Do this. Please copy the stretch of the listing below from the line containing "email-form-row: Email Address: xyxy=(23,305,1191,349)" through the end of the listing, reproducing each line without any change.

Exercise materials.
============================================================
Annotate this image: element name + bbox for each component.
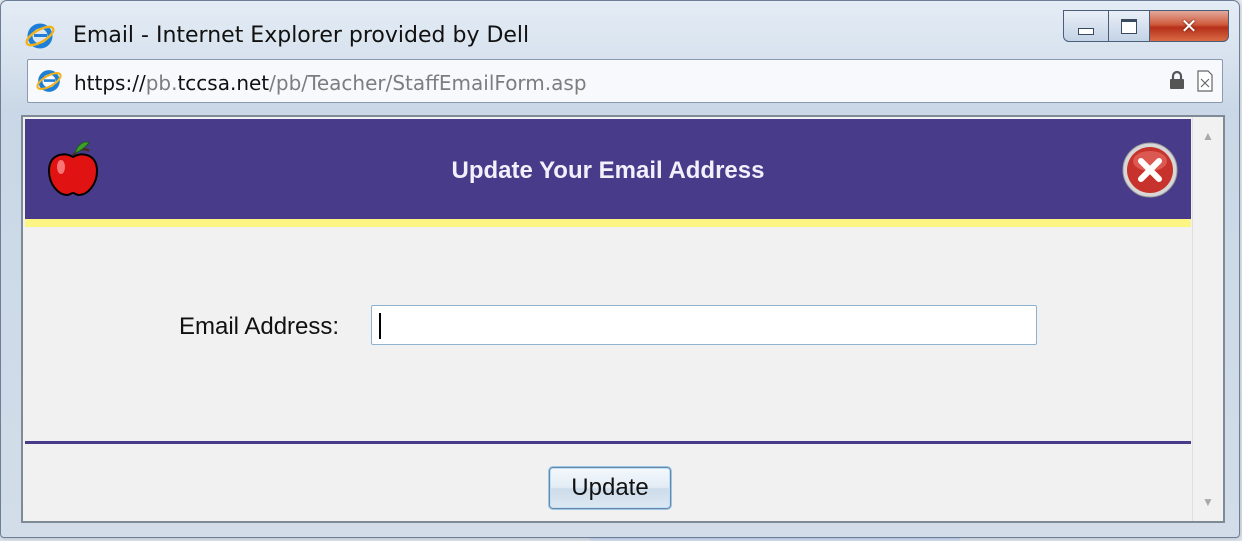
email-form-row: Email Address: xyxy=(23,305,1191,349)
minimize-button[interactable] xyxy=(1063,10,1109,42)
ie-icon xyxy=(25,23,55,49)
vertical-scrollbar[interactable]: ▲ ▼ xyxy=(1192,117,1223,521)
url-subdomain: pb. xyxy=(145,71,178,95)
update-button[interactable]: Update xyxy=(549,467,671,509)
close-window-button[interactable]: ✕ xyxy=(1150,10,1229,42)
browser-window: Email - Internet Explorer provided by De… xyxy=(0,0,1240,538)
text-caret xyxy=(379,313,381,339)
lock-icon[interactable] xyxy=(1168,70,1186,90)
maximize-button[interactable] xyxy=(1109,10,1150,42)
url-host: tccsa.net xyxy=(177,71,270,95)
close-circle-icon[interactable] xyxy=(1121,141,1179,199)
window-title: Email - Internet Explorer provided by De… xyxy=(73,23,530,48)
scroll-up-icon[interactable]: ▲ xyxy=(1193,121,1223,151)
scroll-track[interactable] xyxy=(1193,151,1223,487)
page-content: Update Your Email Address Email Address:… xyxy=(21,115,1225,523)
dialog-header: Update Your Email Address xyxy=(25,119,1191,227)
url-path: /pb/Teacher/StaffEmailForm.asp xyxy=(269,71,587,95)
url-scheme: https:// xyxy=(74,71,146,95)
ie-icon xyxy=(36,70,62,92)
scroll-down-icon[interactable]: ▼ xyxy=(1193,487,1223,517)
page-icon[interactable] xyxy=(1196,70,1214,92)
maximize-icon xyxy=(1121,18,1137,34)
email-field[interactable] xyxy=(371,305,1037,345)
caption-buttons: ✕ xyxy=(1063,10,1229,42)
email-label: Email Address: xyxy=(179,313,340,340)
address-bar[interactable]: https://pb.tccsa.net/pb/Teacher/StaffEma… xyxy=(27,59,1223,103)
title-bar[interactable]: Email - Internet Explorer provided by De… xyxy=(11,9,1239,49)
dialog-title: Update Your Email Address xyxy=(451,157,765,184)
close-icon: ✕ xyxy=(1180,14,1198,38)
url-text[interactable]: https://pb.tccsa.net/pb/Teacher/StaffEma… xyxy=(74,71,587,95)
minimize-icon xyxy=(1078,27,1094,35)
footer-divider xyxy=(25,441,1191,444)
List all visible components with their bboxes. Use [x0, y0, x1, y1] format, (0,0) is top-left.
============================================================
Completed task.
email-form-row: Email Address: xyxy=(23,305,1191,349)
minimize-button[interactable] xyxy=(1063,10,1109,42)
ie-icon xyxy=(25,23,55,49)
vertical-scrollbar[interactable]: ▲ ▼ xyxy=(1192,117,1223,521)
url-subdomain: pb. xyxy=(145,71,178,95)
update-button[interactable]: Update xyxy=(549,467,671,509)
close-window-button[interactable]: ✕ xyxy=(1150,10,1229,42)
browser-window: Email - Internet Explorer provided by De… xyxy=(0,0,1240,538)
text-caret xyxy=(379,313,381,339)
lock-icon[interactable] xyxy=(1168,70,1186,90)
maximize-button[interactable] xyxy=(1109,10,1150,42)
url-host: tccsa.net xyxy=(177,71,270,95)
close-circle-icon[interactable] xyxy=(1121,141,1179,199)
window-title: Email - Internet Explorer provided by De… xyxy=(73,23,530,48)
scroll-up-icon[interactable]: ▲ xyxy=(1193,121,1223,151)
scroll-track[interactable] xyxy=(1193,151,1223,487)
page-content: Update Your Email Address Email Address:… xyxy=(21,115,1225,523)
dialog-header: Update Your Email Address xyxy=(25,119,1191,227)
url-path: /pb/Teacher/StaffEmailForm.asp xyxy=(269,71,587,95)
url-scheme: https:// xyxy=(74,71,146,95)
ie-icon xyxy=(36,70,62,92)
scroll-down-icon[interactable]: ▼ xyxy=(1193,487,1223,517)
page-icon[interactable] xyxy=(1196,70,1214,92)
maximize-icon xyxy=(1121,18,1137,34)
email-field[interactable] xyxy=(371,305,1037,345)
caption-buttons: ✕ xyxy=(1063,10,1229,42)
email-label: Email Address: xyxy=(179,313,340,340)
address-bar[interactable]: https://pb.tccsa.net/pb/Teacher/StaffEma… xyxy=(27,59,1223,103)
title-bar[interactable]: Email - Internet Explorer provided by De… xyxy=(11,9,1239,49)
dialog-title: Update Your Email Address xyxy=(451,157,765,184)
close-icon: ✕ xyxy=(1180,14,1198,38)
url-text[interactable]: https://pb.tccsa.net/pb/Teacher/StaffEma… xyxy=(74,71,587,95)
minimize-icon xyxy=(1078,27,1094,35)
footer-divider xyxy=(25,441,1191,444)
List all visible components with their bboxes. Use [x0, y0, x1, y1] format, (0,0) is top-left.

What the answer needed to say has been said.